_Data to use_.
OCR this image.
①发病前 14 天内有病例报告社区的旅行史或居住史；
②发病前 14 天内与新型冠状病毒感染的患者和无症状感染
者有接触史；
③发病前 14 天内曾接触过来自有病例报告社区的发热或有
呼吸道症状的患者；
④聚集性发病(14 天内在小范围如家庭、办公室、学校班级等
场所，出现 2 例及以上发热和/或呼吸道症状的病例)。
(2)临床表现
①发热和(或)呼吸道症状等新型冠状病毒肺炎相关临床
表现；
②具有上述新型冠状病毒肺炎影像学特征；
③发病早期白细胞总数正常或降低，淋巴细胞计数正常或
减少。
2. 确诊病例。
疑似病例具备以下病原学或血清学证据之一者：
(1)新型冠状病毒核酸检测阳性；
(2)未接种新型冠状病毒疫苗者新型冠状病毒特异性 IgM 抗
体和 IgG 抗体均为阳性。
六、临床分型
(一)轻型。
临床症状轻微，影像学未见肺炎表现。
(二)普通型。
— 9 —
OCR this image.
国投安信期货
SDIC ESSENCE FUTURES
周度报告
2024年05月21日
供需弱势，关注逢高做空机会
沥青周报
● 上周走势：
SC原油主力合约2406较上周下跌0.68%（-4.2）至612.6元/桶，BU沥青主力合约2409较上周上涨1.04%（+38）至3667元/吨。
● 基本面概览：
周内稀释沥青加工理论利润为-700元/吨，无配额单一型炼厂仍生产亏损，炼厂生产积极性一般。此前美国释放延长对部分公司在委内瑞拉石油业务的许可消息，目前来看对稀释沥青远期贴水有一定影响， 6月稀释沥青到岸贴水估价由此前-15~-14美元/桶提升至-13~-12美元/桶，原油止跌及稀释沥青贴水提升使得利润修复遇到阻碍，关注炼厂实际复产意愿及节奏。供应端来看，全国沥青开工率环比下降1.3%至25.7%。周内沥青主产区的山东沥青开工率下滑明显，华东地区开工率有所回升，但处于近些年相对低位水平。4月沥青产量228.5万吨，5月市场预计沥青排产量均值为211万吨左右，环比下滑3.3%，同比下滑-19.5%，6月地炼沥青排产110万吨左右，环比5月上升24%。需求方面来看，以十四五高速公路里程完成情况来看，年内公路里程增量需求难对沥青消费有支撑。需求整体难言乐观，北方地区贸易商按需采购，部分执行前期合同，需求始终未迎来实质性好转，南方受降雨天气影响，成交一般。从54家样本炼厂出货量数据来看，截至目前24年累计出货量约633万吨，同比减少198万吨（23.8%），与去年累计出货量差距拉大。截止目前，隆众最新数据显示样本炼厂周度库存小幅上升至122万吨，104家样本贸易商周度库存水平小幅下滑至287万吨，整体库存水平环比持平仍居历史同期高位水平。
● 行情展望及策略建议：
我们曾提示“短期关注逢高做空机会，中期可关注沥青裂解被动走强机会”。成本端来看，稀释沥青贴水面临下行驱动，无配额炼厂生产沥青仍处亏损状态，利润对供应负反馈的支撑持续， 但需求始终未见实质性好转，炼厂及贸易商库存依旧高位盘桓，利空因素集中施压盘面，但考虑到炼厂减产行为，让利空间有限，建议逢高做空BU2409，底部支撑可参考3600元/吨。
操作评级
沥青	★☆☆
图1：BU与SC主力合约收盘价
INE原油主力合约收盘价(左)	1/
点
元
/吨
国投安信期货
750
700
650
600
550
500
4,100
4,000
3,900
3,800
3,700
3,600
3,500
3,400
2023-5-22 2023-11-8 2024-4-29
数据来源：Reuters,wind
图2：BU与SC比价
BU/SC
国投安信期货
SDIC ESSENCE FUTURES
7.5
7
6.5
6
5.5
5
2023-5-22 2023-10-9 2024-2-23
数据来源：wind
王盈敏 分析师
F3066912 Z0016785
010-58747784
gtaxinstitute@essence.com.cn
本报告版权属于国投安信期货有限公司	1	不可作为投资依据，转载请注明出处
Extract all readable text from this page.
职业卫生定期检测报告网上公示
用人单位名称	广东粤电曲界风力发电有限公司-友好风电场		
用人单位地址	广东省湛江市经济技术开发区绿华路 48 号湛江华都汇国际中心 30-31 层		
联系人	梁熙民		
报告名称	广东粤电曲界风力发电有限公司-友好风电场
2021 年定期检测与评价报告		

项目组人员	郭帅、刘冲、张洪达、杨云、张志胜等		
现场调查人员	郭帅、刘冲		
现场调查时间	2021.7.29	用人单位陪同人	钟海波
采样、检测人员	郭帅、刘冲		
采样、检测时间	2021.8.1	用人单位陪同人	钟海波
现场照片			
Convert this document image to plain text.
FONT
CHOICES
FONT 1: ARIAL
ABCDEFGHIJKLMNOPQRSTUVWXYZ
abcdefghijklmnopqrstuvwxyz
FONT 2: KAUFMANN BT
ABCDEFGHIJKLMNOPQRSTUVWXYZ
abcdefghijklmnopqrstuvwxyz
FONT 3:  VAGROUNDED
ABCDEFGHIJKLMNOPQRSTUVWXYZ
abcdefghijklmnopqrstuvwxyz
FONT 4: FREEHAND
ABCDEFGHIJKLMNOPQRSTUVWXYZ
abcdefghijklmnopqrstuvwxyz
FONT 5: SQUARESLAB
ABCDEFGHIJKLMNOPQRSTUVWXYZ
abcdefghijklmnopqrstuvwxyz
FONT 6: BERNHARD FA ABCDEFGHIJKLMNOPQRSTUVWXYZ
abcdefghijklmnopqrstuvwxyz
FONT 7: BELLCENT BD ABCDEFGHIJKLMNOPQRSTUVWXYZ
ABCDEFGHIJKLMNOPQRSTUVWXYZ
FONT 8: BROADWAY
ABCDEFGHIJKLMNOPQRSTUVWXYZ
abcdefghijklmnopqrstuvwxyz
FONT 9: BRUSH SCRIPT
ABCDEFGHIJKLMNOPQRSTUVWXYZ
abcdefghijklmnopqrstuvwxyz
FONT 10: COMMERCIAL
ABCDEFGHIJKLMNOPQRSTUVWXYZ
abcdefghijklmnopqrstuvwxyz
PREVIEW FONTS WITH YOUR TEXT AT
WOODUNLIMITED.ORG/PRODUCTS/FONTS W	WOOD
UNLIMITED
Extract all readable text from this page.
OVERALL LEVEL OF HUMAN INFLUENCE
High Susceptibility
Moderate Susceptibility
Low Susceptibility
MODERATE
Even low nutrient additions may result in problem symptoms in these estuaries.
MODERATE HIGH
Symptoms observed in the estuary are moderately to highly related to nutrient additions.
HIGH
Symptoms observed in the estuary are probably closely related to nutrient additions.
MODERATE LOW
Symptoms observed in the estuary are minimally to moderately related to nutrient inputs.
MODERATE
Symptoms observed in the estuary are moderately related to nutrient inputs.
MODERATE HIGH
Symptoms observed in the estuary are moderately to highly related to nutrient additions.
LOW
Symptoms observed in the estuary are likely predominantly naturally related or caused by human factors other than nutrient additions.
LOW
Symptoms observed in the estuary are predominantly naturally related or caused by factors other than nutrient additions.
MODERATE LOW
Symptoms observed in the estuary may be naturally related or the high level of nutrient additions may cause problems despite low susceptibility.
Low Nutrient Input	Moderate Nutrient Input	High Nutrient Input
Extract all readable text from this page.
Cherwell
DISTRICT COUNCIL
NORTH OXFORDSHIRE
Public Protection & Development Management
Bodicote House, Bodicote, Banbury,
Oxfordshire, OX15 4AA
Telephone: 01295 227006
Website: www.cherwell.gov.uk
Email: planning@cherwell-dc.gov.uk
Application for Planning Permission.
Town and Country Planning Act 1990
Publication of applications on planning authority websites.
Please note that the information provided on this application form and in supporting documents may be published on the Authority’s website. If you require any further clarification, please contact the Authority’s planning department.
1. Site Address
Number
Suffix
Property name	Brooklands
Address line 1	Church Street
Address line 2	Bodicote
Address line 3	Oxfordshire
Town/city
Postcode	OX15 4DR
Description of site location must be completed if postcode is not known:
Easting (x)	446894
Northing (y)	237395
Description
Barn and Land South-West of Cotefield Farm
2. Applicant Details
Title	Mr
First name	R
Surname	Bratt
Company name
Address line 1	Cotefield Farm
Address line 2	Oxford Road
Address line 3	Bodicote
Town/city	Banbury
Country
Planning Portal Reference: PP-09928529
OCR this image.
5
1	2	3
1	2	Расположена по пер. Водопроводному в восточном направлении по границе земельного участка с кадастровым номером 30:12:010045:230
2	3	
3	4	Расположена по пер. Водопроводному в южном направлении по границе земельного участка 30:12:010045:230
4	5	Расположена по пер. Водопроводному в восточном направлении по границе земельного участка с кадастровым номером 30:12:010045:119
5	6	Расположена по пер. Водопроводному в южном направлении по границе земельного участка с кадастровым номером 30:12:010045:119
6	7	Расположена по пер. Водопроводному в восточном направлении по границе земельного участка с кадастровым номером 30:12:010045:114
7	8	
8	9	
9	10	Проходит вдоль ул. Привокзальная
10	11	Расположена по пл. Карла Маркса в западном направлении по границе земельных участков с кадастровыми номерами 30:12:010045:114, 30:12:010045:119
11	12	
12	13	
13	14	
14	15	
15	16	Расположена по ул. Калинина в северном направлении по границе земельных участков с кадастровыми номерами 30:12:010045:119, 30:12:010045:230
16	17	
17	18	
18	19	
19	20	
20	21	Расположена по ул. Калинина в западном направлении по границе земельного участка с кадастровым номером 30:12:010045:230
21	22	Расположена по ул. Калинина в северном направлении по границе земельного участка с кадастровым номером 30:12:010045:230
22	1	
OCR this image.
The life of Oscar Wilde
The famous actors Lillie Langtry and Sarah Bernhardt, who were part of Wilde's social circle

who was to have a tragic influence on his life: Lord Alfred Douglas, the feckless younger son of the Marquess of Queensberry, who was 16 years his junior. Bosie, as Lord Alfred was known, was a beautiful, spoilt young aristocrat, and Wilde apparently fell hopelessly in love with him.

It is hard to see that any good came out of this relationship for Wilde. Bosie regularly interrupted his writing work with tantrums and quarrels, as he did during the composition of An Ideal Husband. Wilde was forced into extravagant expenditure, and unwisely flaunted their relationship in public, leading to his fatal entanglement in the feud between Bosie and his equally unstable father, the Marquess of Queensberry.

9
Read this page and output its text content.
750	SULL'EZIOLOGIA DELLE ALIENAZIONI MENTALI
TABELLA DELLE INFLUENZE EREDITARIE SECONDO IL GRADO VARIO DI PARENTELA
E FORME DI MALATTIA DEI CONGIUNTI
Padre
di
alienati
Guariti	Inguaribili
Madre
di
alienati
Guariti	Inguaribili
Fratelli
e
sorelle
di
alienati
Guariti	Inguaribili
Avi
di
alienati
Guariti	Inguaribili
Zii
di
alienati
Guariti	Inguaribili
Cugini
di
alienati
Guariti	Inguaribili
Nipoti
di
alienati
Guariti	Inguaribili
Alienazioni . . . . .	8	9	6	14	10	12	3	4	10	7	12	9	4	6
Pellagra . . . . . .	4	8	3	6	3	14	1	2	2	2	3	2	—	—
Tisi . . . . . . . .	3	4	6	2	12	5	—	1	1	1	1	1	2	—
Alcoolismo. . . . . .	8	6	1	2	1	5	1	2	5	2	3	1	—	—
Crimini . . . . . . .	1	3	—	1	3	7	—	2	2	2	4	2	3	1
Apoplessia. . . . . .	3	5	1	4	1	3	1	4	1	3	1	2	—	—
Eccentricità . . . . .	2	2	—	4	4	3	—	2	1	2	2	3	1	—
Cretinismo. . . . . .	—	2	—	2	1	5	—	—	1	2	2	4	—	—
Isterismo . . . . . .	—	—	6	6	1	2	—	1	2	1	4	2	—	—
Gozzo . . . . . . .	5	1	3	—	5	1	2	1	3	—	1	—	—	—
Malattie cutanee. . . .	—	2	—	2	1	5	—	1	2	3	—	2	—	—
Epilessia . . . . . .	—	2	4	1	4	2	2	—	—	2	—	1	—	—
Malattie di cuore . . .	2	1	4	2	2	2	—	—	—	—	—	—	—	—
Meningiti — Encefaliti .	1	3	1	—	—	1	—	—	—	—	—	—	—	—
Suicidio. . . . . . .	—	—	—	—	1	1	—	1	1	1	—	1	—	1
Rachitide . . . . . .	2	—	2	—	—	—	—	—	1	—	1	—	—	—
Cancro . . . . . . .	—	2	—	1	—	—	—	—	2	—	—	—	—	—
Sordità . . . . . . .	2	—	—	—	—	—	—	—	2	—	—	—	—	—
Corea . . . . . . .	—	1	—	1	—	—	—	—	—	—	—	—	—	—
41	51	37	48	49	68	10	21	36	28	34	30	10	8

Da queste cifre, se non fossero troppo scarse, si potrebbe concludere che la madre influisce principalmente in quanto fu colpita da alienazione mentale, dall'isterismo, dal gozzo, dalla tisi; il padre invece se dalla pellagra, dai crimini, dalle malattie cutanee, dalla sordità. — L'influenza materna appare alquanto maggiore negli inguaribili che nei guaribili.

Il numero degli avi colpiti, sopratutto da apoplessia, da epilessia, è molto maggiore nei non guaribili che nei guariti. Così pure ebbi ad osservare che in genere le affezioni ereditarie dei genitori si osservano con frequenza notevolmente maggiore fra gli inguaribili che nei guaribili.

_What is needed_.
Copy all lines of the material above where the string "Address" occurs.

_Solution_.
1. Site Address
Address line 1	Church Street
Address line 2	Bodicote
Address line 3	Oxfordshire
Address line 1	Cotefield Farm
Address line 2	Oxford Road
Address line 3	Bodicote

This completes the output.